§ TASK: Filter the data below for the string "وقعة" and copy each matching line.
— Start SUPPLIED MATERIAL —
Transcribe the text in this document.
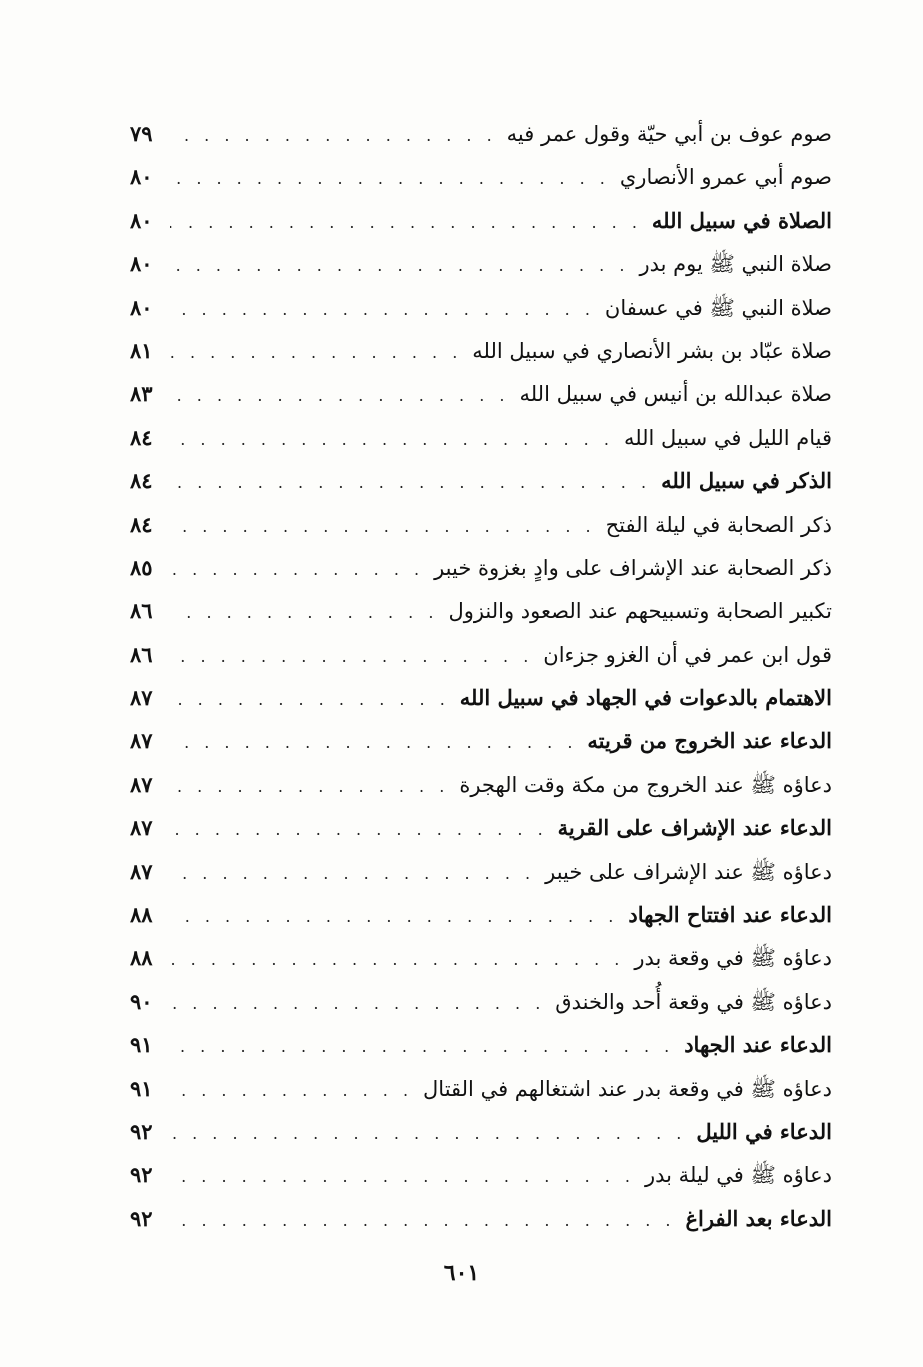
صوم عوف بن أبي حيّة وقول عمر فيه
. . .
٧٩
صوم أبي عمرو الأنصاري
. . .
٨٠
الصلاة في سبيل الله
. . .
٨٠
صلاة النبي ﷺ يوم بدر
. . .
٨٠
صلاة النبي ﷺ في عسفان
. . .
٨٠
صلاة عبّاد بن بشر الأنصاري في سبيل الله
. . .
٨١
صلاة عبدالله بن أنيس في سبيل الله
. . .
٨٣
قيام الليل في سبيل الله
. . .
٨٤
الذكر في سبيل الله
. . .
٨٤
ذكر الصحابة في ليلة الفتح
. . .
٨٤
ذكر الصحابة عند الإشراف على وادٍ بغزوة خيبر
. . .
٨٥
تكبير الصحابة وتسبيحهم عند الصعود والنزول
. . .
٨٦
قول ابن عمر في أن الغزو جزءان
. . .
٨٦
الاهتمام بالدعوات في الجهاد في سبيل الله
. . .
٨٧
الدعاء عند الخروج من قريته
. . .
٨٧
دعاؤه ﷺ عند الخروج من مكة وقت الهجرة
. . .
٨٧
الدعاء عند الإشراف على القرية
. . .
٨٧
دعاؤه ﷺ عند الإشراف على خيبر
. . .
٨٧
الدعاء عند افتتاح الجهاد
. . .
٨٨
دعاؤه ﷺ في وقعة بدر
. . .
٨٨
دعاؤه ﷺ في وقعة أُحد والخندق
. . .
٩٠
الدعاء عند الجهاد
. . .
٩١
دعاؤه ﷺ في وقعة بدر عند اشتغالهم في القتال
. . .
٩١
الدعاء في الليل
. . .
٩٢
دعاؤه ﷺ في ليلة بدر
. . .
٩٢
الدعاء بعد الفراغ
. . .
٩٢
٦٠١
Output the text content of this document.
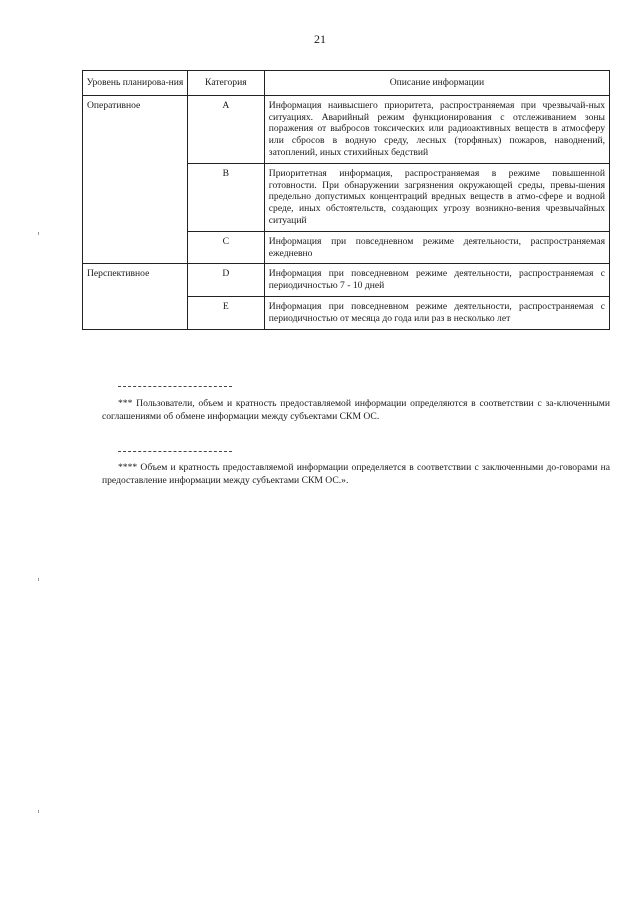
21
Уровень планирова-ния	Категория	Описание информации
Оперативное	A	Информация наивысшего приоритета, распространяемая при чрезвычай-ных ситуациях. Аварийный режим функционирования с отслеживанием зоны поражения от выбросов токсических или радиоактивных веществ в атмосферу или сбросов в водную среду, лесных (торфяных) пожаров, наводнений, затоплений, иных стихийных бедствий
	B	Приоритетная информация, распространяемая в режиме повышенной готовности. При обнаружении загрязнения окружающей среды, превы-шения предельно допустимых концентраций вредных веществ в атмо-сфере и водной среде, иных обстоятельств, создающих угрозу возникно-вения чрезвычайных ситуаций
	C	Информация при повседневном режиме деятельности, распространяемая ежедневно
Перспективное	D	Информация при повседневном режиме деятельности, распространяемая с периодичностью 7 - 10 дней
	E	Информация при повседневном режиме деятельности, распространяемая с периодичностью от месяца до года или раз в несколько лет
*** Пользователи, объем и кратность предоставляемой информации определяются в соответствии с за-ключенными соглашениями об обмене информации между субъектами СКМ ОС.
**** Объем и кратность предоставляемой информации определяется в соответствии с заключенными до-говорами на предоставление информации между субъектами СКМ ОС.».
— End SUPPLIED MATERIAL —
— Start SUPPLIED MATERIAL —
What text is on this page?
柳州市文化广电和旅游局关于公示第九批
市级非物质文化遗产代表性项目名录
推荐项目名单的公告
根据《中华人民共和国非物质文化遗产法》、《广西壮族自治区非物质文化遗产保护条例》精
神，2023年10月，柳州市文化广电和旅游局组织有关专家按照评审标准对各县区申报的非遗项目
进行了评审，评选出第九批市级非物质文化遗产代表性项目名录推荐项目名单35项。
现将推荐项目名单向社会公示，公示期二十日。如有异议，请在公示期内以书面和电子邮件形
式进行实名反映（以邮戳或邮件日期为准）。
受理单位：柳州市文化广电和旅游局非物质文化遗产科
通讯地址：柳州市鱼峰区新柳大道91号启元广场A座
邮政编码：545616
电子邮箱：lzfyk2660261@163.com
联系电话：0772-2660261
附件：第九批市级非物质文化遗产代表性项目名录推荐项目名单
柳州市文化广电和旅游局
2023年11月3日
— End SUPPLIED MATERIAL —
§ OUTPUT FOR THIS EXERCISE:
دعاؤه ﷺ في وقعة بدر
دعاؤه ﷺ في وقعة أُحد والخندق
دعاؤه ﷺ في وقعة بدر عند اشتغالهم في القتال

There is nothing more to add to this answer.